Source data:
..............................

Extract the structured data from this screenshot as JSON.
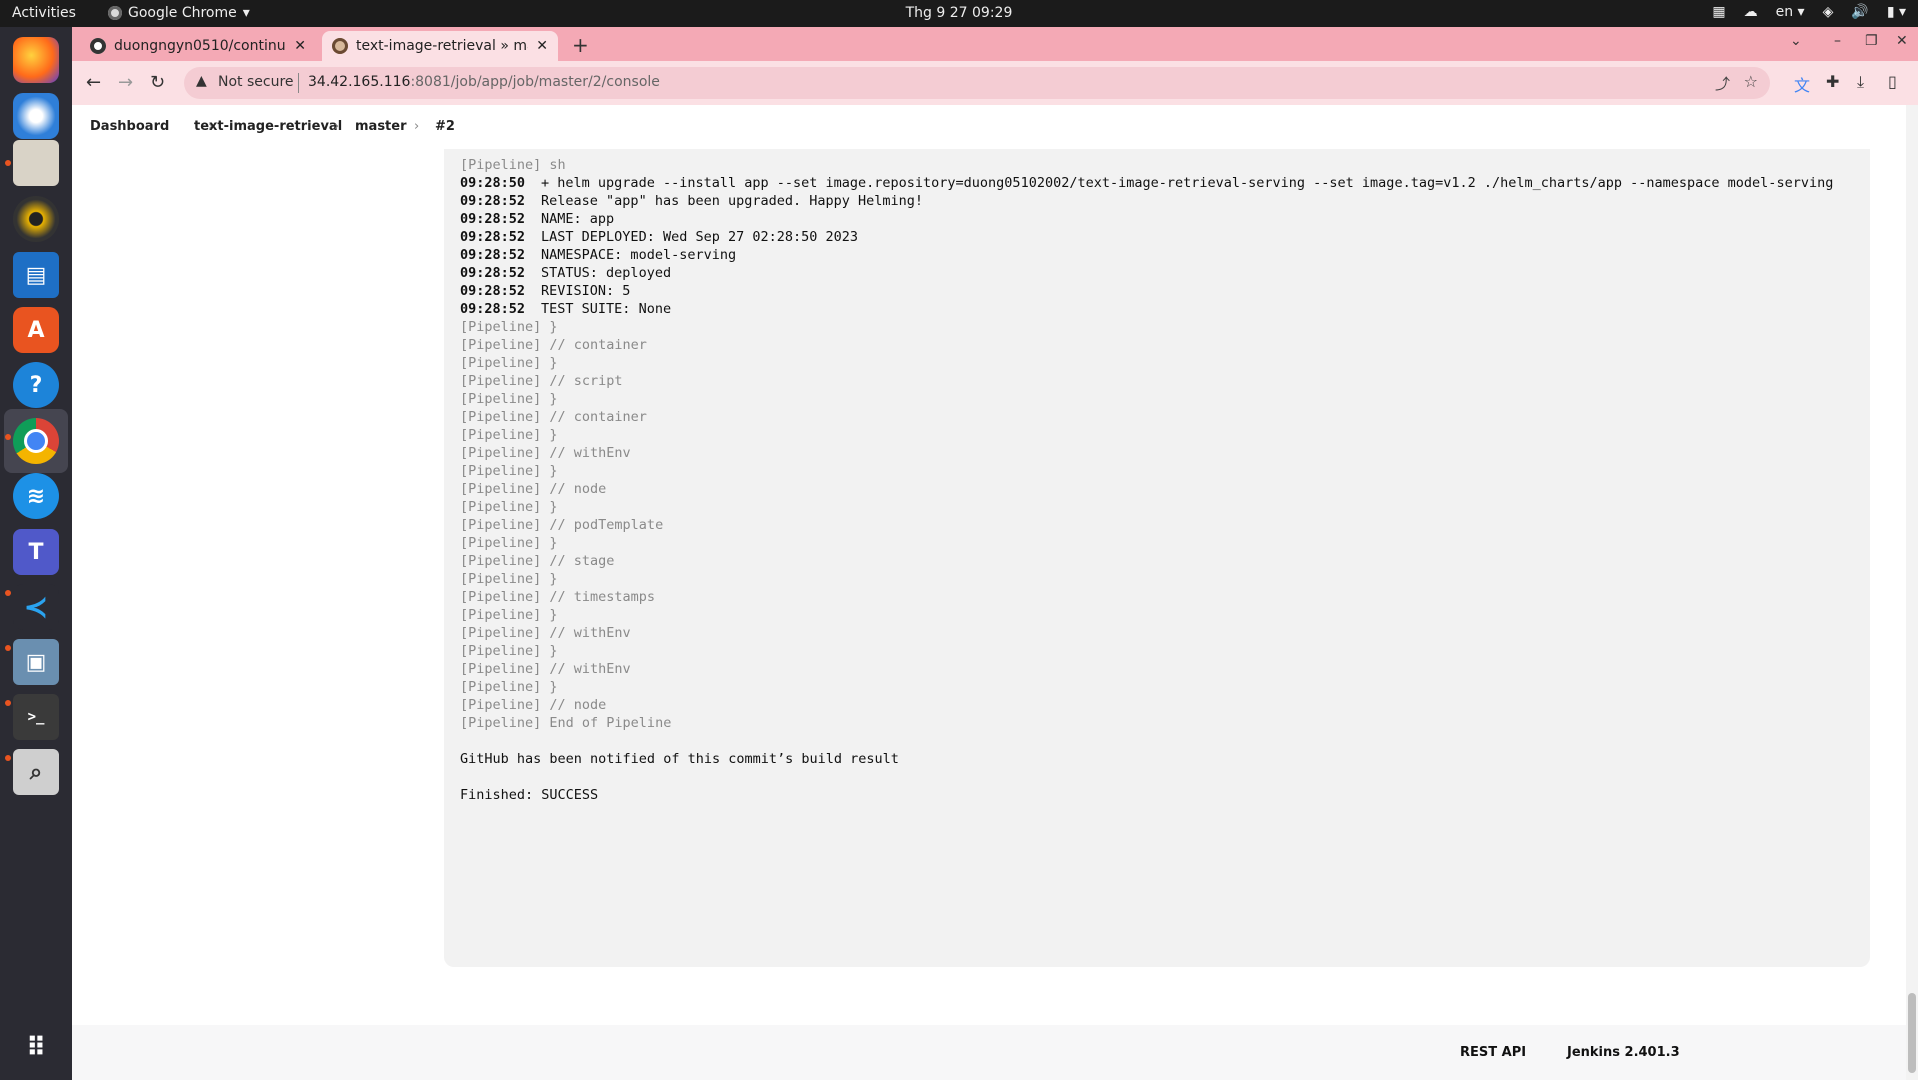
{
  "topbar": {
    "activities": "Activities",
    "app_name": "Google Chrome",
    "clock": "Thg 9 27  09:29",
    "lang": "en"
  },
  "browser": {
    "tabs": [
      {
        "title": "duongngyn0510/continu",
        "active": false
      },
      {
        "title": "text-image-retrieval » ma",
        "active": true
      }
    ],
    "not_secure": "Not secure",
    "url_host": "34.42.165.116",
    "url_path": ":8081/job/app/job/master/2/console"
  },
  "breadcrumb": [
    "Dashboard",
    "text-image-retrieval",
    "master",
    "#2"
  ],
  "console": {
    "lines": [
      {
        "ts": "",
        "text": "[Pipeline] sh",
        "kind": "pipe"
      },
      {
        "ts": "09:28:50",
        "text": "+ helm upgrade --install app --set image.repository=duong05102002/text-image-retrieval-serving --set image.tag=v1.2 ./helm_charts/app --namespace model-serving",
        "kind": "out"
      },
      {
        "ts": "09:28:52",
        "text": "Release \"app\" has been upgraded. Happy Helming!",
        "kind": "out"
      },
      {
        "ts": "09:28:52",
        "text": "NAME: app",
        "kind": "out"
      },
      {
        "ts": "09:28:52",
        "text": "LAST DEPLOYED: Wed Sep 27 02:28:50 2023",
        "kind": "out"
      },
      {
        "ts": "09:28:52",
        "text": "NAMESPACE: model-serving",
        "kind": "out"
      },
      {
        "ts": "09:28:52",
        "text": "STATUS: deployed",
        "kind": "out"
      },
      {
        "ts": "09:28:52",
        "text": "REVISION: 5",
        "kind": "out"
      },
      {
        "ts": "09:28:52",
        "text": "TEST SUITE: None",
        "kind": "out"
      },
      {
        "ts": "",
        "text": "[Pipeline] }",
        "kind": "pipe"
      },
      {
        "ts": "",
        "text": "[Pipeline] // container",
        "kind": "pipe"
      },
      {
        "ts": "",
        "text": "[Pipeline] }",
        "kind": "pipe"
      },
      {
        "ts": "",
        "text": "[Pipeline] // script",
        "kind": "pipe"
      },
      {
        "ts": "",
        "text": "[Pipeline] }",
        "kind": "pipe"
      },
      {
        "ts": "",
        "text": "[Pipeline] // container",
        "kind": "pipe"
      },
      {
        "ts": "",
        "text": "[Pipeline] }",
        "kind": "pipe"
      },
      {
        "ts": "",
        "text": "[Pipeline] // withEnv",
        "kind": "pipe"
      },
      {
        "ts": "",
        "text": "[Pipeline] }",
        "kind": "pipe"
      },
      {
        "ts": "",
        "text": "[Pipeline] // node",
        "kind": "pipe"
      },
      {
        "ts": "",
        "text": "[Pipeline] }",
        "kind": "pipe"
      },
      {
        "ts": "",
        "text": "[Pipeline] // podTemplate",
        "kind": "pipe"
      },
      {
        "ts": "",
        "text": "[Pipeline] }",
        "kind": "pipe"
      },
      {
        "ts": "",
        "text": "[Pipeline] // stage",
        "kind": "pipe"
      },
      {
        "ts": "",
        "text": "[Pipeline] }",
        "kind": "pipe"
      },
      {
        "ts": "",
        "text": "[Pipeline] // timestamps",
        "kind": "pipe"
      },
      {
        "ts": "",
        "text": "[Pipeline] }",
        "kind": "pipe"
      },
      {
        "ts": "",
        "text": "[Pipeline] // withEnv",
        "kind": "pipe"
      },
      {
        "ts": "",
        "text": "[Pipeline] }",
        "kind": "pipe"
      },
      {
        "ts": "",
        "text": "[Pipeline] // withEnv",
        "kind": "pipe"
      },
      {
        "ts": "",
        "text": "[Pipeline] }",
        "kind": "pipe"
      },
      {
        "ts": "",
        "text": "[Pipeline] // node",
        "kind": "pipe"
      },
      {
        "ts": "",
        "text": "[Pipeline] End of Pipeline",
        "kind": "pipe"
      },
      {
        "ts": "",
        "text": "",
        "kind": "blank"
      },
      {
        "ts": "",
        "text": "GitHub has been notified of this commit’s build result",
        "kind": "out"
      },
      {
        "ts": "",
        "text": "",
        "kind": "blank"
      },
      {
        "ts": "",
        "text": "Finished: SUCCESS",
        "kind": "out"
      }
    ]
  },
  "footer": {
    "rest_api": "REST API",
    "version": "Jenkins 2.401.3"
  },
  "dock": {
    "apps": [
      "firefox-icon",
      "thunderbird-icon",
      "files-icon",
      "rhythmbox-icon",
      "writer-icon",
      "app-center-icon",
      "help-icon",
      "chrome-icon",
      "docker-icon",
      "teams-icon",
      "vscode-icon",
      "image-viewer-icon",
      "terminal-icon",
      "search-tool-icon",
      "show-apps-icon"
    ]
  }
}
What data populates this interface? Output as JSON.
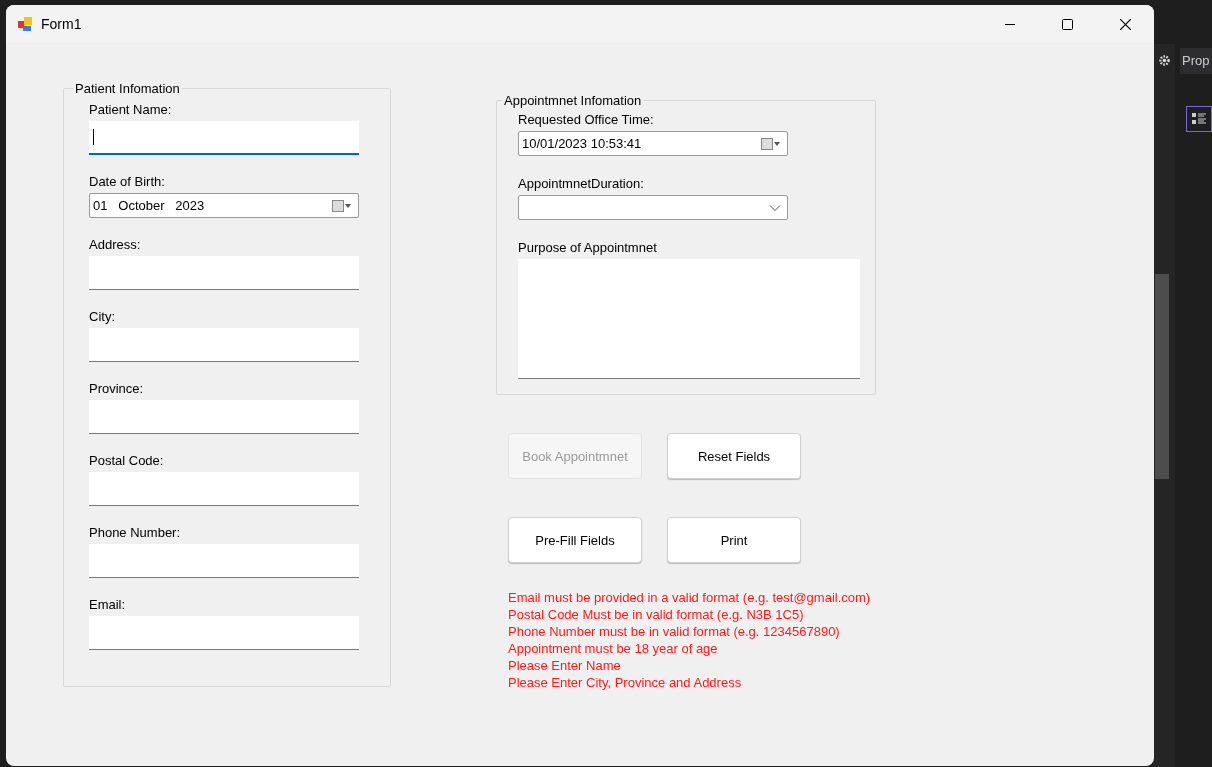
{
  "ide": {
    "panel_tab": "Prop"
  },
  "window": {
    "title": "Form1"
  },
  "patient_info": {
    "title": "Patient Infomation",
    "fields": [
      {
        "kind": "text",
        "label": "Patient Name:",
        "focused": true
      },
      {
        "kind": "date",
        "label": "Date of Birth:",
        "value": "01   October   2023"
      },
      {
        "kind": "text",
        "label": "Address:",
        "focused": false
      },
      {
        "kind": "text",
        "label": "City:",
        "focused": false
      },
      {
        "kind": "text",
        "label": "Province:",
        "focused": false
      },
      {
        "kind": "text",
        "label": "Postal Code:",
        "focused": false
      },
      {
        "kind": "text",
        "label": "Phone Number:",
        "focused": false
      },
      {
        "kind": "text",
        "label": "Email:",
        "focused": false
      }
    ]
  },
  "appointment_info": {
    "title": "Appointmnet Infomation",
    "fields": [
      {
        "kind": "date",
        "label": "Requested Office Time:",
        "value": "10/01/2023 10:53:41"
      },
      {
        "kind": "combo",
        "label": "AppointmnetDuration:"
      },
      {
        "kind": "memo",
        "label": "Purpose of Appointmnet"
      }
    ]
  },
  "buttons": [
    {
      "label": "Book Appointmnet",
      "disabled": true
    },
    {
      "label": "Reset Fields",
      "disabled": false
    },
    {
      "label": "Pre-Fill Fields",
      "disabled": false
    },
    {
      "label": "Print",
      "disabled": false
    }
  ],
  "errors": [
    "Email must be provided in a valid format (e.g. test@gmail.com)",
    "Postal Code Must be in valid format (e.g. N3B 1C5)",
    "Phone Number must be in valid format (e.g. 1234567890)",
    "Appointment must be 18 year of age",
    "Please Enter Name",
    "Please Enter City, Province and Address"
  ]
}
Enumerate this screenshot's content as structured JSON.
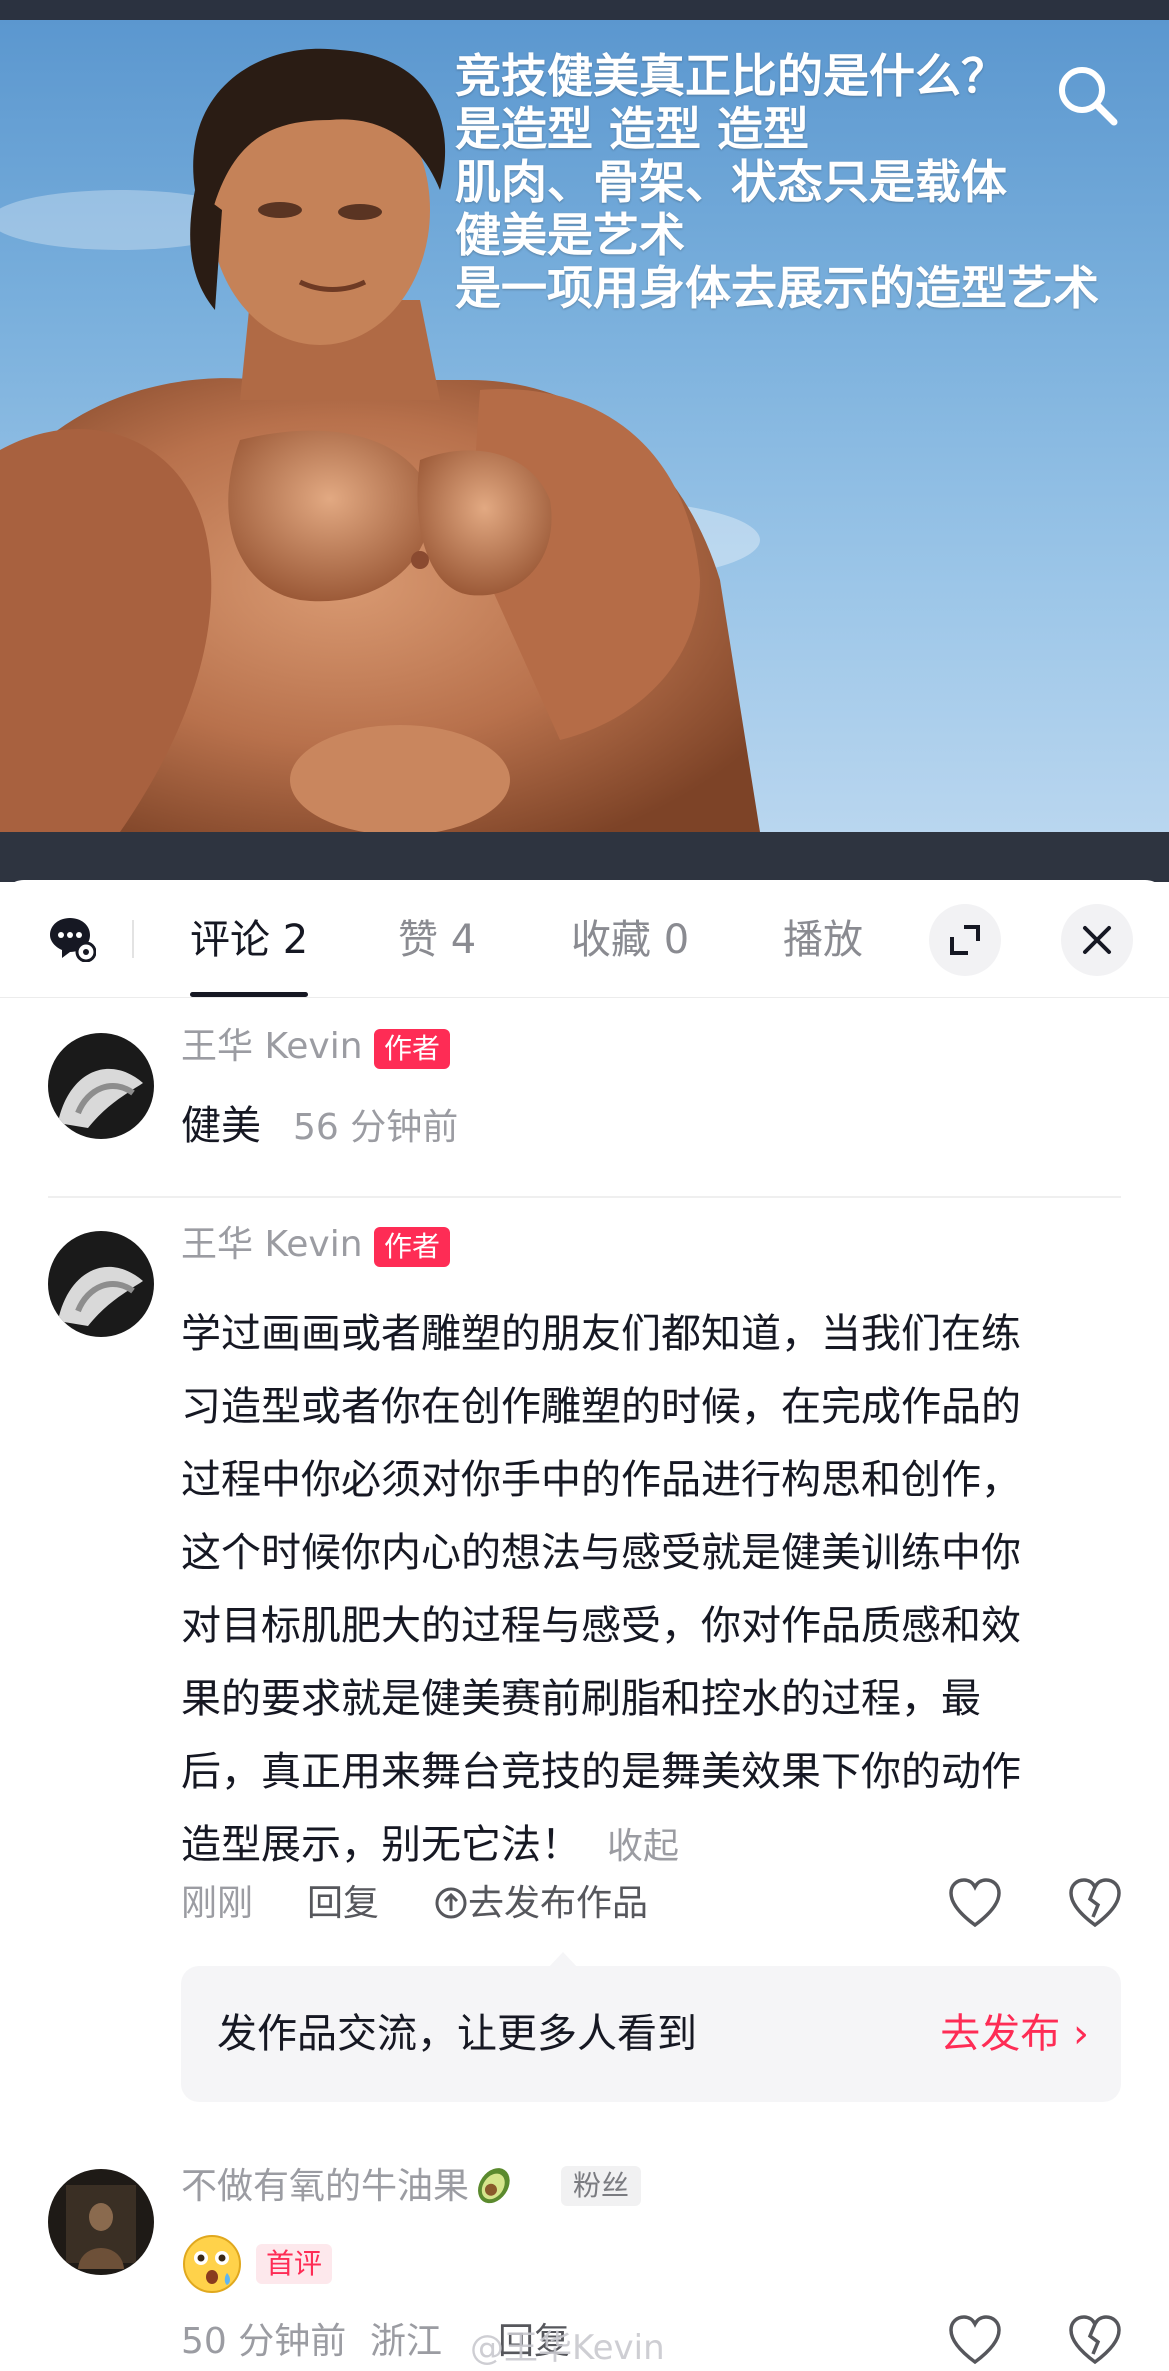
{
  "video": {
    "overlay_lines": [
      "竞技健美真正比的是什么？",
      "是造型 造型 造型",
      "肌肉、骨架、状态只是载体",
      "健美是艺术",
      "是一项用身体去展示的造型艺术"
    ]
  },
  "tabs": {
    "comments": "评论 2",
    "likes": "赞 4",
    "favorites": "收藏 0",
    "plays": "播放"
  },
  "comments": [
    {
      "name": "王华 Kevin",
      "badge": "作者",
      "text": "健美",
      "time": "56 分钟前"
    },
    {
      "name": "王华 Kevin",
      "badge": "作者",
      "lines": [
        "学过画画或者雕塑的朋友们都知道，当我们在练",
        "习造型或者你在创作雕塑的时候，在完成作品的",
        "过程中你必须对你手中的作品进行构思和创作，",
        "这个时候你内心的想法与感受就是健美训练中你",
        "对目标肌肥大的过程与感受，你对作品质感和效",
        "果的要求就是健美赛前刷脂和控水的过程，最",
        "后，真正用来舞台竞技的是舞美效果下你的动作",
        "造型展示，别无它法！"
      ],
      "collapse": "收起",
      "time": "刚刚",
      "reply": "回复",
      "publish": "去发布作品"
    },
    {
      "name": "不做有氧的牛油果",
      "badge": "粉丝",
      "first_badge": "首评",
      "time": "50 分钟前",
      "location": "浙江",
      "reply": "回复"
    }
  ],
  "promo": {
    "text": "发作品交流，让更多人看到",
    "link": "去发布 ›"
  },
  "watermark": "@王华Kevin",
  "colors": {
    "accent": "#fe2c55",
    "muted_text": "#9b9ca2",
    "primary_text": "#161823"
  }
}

..............................

_Written exercise_
Copy every line above in which the string "Address" shows up.

_Result below_
        "label": "Address:",
    "Please Enter City, Province and Address"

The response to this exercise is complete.